Records excerpted from a collection:
- - - -
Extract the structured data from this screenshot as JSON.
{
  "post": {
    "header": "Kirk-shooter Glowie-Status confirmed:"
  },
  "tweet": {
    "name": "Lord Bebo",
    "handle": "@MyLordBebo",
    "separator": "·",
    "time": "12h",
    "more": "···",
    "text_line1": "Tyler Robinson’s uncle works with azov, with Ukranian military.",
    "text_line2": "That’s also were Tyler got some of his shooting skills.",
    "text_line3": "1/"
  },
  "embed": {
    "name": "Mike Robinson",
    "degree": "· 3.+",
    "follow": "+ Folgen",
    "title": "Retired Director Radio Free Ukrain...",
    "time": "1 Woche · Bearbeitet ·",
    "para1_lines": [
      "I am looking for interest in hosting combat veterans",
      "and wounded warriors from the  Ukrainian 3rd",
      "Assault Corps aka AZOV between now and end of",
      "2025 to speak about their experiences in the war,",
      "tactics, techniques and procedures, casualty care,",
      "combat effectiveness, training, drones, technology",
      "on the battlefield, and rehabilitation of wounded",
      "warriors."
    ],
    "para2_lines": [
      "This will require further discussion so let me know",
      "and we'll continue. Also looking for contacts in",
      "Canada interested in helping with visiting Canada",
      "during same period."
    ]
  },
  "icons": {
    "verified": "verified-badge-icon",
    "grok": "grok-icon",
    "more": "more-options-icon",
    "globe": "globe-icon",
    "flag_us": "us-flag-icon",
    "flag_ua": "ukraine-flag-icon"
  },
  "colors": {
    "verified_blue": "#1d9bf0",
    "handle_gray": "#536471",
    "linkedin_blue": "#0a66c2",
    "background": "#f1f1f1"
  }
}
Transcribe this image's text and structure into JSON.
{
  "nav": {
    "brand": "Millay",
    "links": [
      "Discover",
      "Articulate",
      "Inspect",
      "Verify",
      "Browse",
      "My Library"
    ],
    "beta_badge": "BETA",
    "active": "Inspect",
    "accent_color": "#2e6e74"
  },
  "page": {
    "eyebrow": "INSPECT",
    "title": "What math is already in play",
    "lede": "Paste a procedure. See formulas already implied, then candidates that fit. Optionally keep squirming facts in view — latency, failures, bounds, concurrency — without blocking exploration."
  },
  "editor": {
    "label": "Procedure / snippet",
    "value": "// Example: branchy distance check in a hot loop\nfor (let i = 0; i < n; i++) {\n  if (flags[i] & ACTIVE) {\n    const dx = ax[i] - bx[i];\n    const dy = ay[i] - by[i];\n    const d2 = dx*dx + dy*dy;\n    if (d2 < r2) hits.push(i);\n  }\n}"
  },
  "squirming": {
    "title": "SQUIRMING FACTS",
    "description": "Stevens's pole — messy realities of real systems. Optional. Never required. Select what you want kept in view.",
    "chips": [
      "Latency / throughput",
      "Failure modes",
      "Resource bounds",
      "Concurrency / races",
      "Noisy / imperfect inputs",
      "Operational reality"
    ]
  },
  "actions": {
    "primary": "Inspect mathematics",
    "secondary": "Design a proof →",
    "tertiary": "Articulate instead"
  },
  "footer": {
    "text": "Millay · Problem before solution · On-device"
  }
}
- - - -
Required work | From the line containing "Transcribe this image's" to the last line of the material, please quote every line exactly and only those.

Problem solution |
Transcribe this image's text and structure into JSON.
{
  "nav": {
    "brand": "Millay",
    "links": [
      "Discover",
      "Articulate",
      "Inspect",
      "Verify",
      "Browse",
      "My Library"
    ],
    "beta_badge": "BETA",
    "active": "Inspect",
    "accent_color": "#2e6e74"
  },
  "page": {
    "eyebrow": "INSPECT",
    "title": "What math is already in play",
    "lede": "Paste a procedure. See formulas already implied, then candidates that fit. Optionally keep squirming facts in view — latency, failures, bounds, concurrency — without blocking exploration."
  },
  "editor": {
    "label": "Procedure / snippet",
    "value": "// Example: branchy distance check in a hot loop\nfor (let i = 0; i < n; i++) {\n  if (flags[i] & ACTIVE) {\n    const dx = ax[i] - bx[i];\n    const dy = ay[i] - by[i];\n    const d2 = dx*dx + dy*dy;\n    if (d2 < r2) hits.push(i);\n  }\n}"
  },
  "squirming": {
    "title": "SQUIRMING FACTS",
    "description": "Stevens's pole — messy realities of real systems. Optional. Never required. Select what you want kept in view.",
    "chips": [
      "Latency / throughput",
      "Failure modes",
      "Resource bounds",
      "Concurrency / races",
      "Noisy / imperfect inputs",
      "Operational reality"
    ]
  },
  "actions": {
    "primary": "Inspect mathematics",
    "secondary": "Design a proof →",
    "tertiary": "Articulate instead"
  },
  "footer": {
    "text": "Millay · Problem before solution · On-device"
  }
}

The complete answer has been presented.